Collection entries
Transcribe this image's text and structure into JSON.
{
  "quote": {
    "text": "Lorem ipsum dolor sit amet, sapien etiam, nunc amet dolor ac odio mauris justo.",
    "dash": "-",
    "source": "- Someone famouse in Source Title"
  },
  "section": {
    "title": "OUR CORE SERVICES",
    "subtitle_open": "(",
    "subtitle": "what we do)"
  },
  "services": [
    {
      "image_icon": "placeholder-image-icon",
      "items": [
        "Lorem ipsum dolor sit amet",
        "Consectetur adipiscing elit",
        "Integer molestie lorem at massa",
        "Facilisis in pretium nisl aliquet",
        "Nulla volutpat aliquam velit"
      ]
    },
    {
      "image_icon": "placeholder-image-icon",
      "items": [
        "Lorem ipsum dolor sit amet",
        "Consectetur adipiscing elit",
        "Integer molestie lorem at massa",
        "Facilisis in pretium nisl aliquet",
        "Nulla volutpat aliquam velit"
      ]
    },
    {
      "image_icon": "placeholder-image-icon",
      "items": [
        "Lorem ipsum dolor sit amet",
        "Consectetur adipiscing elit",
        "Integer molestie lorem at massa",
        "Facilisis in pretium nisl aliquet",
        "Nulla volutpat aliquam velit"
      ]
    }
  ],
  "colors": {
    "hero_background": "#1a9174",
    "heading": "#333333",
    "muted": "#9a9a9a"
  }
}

◆ **Set problem**: Pull out each record as written and restate it exactly.

◆ **Result of the exercise**:
Transcribe this image's text and structure into JSON.
{
  "quote": {
    "text": "Lorem ipsum dolor sit amet, sapien etiam, nunc amet dolor ac odio mauris justo.",
    "dash": "-",
    "source": "- Someone famouse in Source Title"
  },
  "section": {
    "title": "OUR CORE SERVICES",
    "subtitle_open": "(",
    "subtitle": "what we do)"
  },
  "services": [
    {
      "image_icon": "placeholder-image-icon",
      "items": [
        "Lorem ipsum dolor sit amet",
        "Consectetur adipiscing elit",
        "Integer molestie lorem at massa",
        "Facilisis in pretium nisl aliquet",
        "Nulla volutpat aliquam velit"
      ]
    },
    {
      "image_icon": "placeholder-image-icon",
      "items": [
        "Lorem ipsum dolor sit amet",
        "Consectetur adipiscing elit",
        "Integer molestie lorem at massa",
        "Facilisis in pretium nisl aliquet",
        "Nulla volutpat aliquam velit"
      ]
    },
    {
      "image_icon": "placeholder-image-icon",
      "items": [
        "Lorem ipsum dolor sit amet",
        "Consectetur adipiscing elit",
        "Integer molestie lorem at massa",
        "Facilisis in pretium nisl aliquet",
        "Nulla volutpat aliquam velit"
      ]
    }
  ],
  "colors": {
    "hero_background": "#1a9174",
    "heading": "#333333",
    "muted": "#9a9a9a"
  }
}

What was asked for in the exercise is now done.